# Start of TASK MATERIAL

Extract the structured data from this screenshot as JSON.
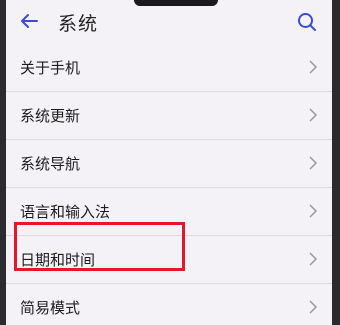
{
  "header": {
    "title": "系统",
    "back_icon": "back-arrow-icon",
    "search_icon": "search-icon"
  },
  "menu": {
    "items": [
      {
        "label": "关于手机"
      },
      {
        "label": "系统更新"
      },
      {
        "label": "系统导航"
      },
      {
        "label": "语言和输入法"
      },
      {
        "label": "日期和时间"
      },
      {
        "label": "简易模式"
      }
    ]
  },
  "colors": {
    "highlight": "#e5172a",
    "accent": "#3b4bd8",
    "background": "#f4f2f6"
  }
}
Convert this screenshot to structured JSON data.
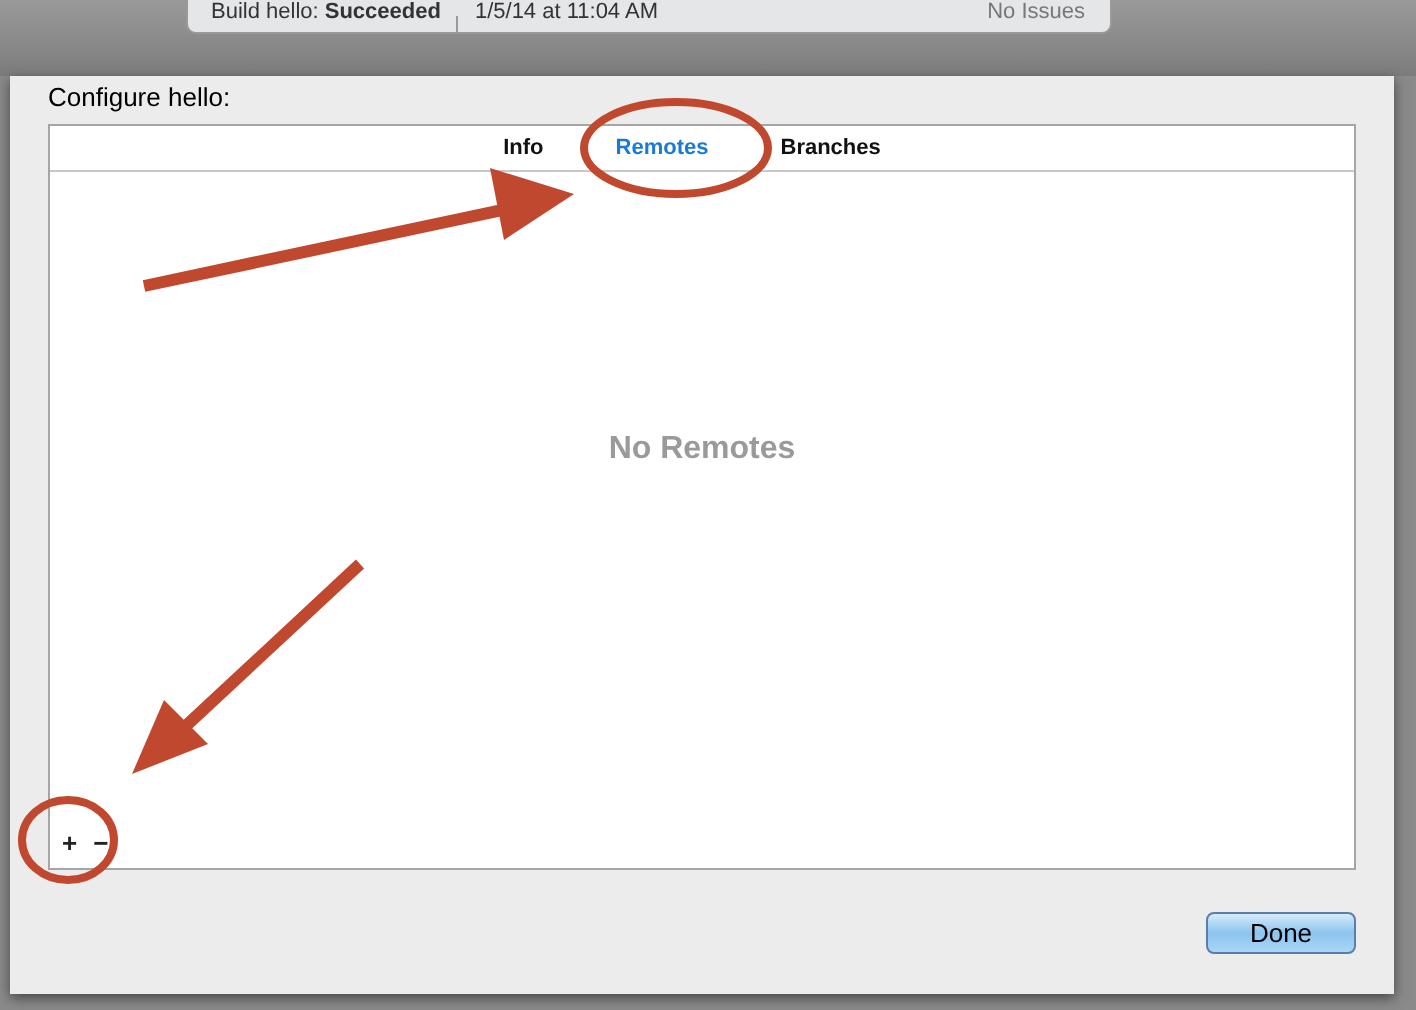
{
  "activity_viewer": {
    "status": "Build hello: **Succeeded**",
    "timestamp": "1/5/14 at 11:04 AM",
    "issues": "No Issues"
  },
  "sheet": {
    "title": "Configure hello:",
    "tabs": [
      {
        "label": "Info",
        "selected": false
      },
      {
        "label": "Remotes",
        "selected": true
      },
      {
        "label": "Branches",
        "selected": false
      }
    ],
    "empty_message": "No Remotes",
    "add_symbol": "+",
    "remove_symbol": "−",
    "buttons": [
      "Done"
    ]
  }
}
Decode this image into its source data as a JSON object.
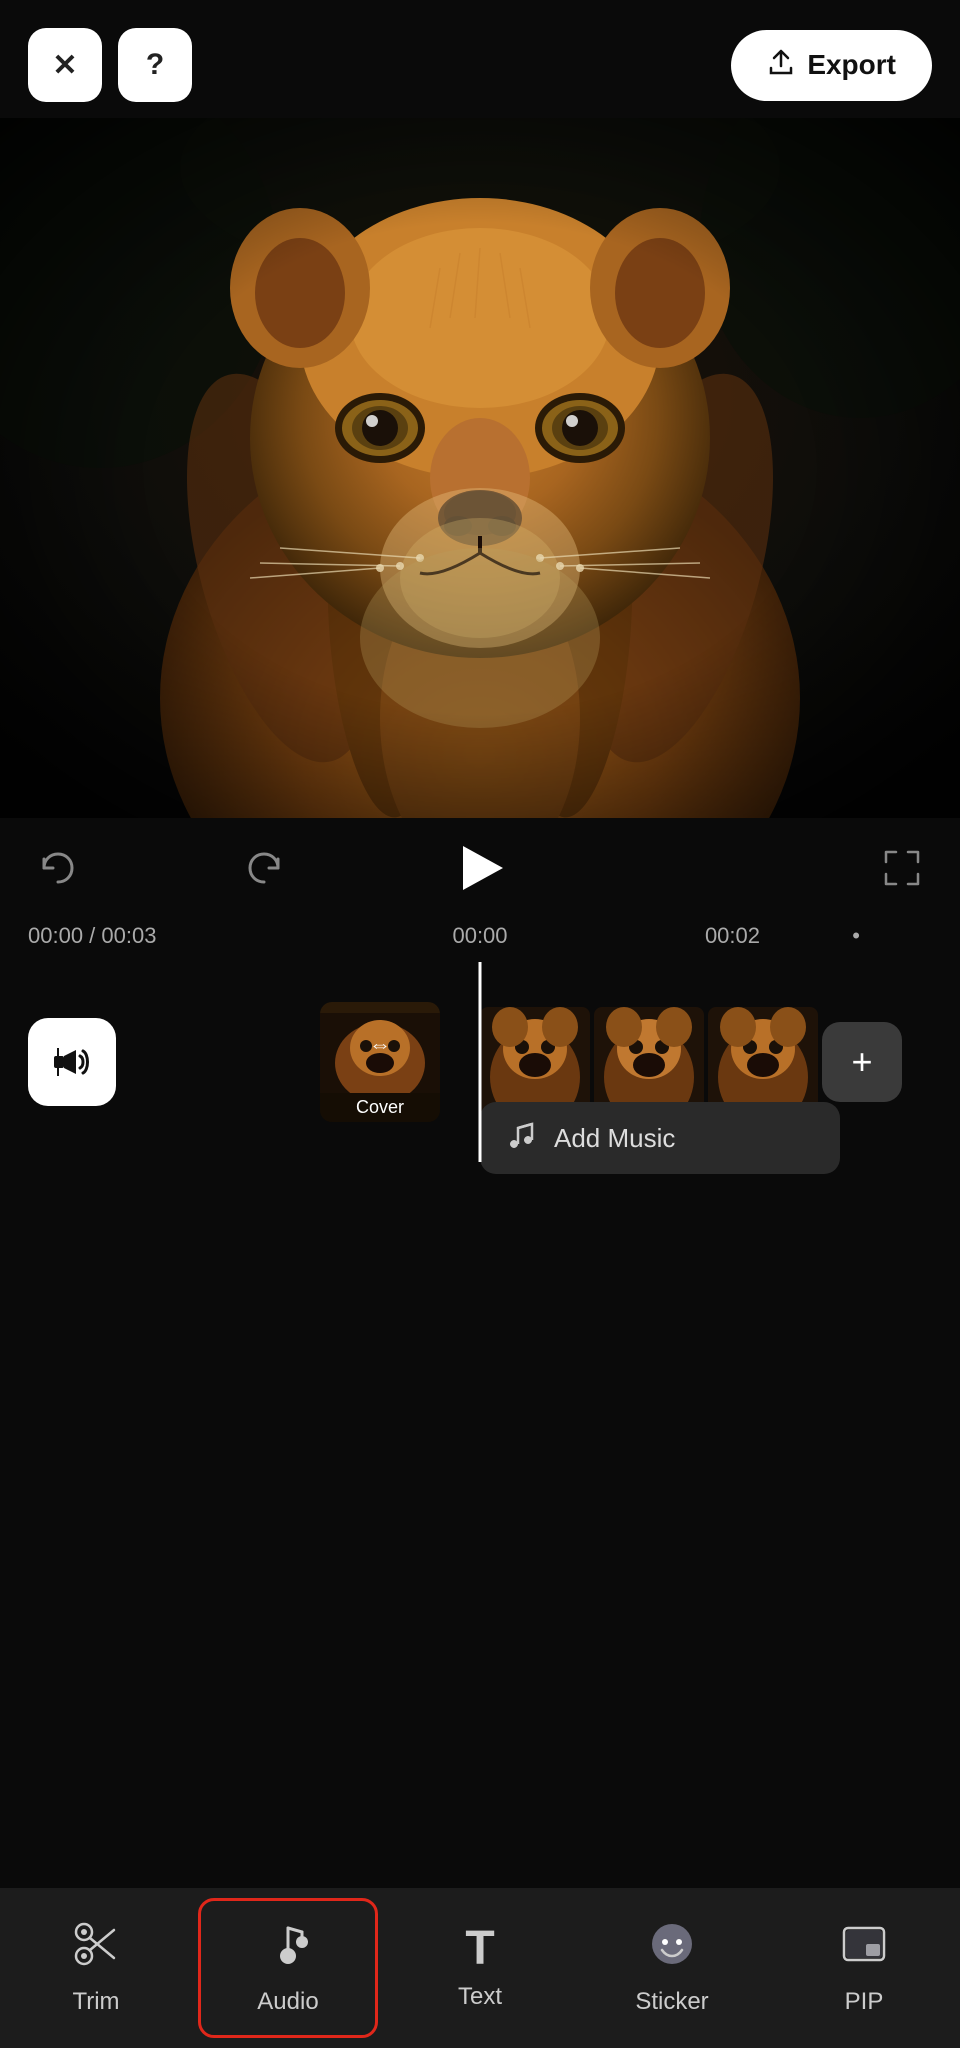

# End of TASK MATERIAL

* **THE REQUEST**
Exact duplication of all the records is required; pictures are omitted from the copy.

* **WORKED ANSWER**
Extract the structured data from this screenshot as JSON.
{
  "header": {
    "title": "系统",
    "back_icon": "back-arrow-icon",
    "search_icon": "search-icon"
  },
  "menu": {
    "items": [
      {
        "label": "关于手机"
      },
      {
        "label": "系统更新"
      },
      {
        "label": "系统导航"
      },
      {
        "label": "语言和输入法"
      },
      {
        "label": "日期和时间"
      },
      {
        "label": "简易模式"
      }
    ]
  },
  "colors": {
    "highlight": "#e5172a",
    "accent": "#3b4bd8",
    "background": "#f4f2f6"
  }
}
Convert this screenshot to structured JSON data.
{
  "activity_viewer": {
    "status": "Build hello: **Succeeded**",
    "timestamp": "1/5/14 at 11:04 AM",
    "issues": "No Issues"
  },
  "sheet": {
    "title": "Configure hello:",
    "tabs": [
      {
        "label": "Info",
        "selected": false
      },
      {
        "label": "Remotes",
        "selected": true
      },
      {
        "label": "Branches",
        "selected": false
      }
    ],
    "empty_message": "No Remotes",
    "add_symbol": "+",
    "remove_symbol": "−",
    "buttons": [
      "Done"
    ]
  }
}
Decode this image into its source data as a JSON object.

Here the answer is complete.